> **Extracted records**:
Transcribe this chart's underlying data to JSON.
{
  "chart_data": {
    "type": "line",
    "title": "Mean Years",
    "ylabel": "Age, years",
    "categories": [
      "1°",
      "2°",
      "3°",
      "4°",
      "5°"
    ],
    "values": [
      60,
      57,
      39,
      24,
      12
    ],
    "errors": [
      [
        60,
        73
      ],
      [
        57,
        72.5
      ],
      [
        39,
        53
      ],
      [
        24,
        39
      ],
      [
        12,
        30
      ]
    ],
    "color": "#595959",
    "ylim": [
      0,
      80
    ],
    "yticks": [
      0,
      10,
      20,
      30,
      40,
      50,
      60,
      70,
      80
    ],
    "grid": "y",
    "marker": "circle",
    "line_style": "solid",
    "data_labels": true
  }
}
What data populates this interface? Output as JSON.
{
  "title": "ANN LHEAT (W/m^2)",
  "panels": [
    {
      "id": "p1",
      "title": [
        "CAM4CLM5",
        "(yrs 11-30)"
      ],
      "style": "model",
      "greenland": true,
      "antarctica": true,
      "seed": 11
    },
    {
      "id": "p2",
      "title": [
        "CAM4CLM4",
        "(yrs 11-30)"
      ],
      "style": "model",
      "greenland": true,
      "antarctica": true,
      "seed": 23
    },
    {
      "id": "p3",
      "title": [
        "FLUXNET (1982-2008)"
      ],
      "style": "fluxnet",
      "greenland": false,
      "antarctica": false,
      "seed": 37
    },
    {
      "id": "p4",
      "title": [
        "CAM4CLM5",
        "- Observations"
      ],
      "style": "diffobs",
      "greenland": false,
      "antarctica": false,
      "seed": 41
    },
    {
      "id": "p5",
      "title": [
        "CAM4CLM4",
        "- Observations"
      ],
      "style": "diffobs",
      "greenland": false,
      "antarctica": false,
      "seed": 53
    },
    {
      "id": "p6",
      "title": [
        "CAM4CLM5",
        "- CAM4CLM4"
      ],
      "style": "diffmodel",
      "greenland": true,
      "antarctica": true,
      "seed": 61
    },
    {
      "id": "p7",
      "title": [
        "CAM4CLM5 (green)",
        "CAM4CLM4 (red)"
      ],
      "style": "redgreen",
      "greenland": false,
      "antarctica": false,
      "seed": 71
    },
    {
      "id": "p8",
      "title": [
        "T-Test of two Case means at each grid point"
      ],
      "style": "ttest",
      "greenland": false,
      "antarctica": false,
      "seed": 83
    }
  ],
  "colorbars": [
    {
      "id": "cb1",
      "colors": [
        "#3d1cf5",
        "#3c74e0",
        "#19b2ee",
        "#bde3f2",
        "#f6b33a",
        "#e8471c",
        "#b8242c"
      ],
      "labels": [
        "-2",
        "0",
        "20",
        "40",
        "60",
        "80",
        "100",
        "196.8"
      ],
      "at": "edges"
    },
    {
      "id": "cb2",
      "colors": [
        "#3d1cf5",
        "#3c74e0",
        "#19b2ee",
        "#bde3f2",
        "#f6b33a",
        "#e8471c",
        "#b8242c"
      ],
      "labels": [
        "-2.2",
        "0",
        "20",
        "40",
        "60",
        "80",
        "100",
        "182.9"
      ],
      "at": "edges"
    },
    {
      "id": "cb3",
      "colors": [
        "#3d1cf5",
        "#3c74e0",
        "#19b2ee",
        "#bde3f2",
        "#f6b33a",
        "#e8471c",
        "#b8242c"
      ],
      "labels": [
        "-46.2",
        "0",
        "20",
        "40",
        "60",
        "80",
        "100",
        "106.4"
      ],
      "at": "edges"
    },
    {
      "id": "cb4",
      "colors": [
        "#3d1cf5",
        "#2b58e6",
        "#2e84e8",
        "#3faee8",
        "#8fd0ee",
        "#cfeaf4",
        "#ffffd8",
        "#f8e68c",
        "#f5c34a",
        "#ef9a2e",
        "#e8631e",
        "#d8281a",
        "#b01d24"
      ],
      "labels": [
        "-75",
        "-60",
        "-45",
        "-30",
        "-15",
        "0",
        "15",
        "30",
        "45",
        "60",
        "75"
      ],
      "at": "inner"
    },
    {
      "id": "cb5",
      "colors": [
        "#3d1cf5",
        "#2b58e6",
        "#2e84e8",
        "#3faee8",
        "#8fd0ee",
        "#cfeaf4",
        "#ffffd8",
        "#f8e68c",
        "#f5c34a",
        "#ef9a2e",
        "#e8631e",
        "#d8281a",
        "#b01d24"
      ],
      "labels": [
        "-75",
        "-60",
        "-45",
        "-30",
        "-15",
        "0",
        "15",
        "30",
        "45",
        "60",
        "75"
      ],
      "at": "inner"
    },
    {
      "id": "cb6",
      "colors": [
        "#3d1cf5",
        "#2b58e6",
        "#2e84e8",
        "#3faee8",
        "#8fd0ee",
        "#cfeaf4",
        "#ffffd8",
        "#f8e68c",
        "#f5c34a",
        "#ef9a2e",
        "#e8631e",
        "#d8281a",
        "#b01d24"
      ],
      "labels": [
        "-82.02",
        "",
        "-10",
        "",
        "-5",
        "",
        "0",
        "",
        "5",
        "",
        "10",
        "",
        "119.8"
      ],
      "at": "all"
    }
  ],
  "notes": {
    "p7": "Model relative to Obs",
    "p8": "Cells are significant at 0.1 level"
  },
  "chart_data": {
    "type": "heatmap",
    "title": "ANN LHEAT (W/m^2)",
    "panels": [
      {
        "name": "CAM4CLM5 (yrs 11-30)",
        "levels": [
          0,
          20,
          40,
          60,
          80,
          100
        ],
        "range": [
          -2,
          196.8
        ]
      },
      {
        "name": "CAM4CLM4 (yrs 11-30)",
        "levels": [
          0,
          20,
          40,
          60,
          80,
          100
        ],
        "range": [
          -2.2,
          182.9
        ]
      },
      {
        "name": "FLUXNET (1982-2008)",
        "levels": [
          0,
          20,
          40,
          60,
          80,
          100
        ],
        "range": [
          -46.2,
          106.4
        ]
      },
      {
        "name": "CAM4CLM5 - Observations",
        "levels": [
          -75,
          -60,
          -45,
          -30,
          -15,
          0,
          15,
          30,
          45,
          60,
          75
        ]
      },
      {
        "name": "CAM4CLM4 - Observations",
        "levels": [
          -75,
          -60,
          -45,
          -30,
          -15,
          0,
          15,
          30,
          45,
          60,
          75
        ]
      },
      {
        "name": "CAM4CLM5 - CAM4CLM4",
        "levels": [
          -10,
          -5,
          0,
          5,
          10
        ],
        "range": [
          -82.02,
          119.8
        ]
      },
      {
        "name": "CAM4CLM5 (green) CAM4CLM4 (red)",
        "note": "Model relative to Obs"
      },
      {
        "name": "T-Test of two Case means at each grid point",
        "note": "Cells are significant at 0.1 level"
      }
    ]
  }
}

> **Exercise directions**: Pull every line containing the word "LHEAT" out of the material and copy it.

> **Solution for this problem**:
  "title": "ANN LHEAT (W/m^2)",
    "title": "ANN LHEAT (W/m^2)",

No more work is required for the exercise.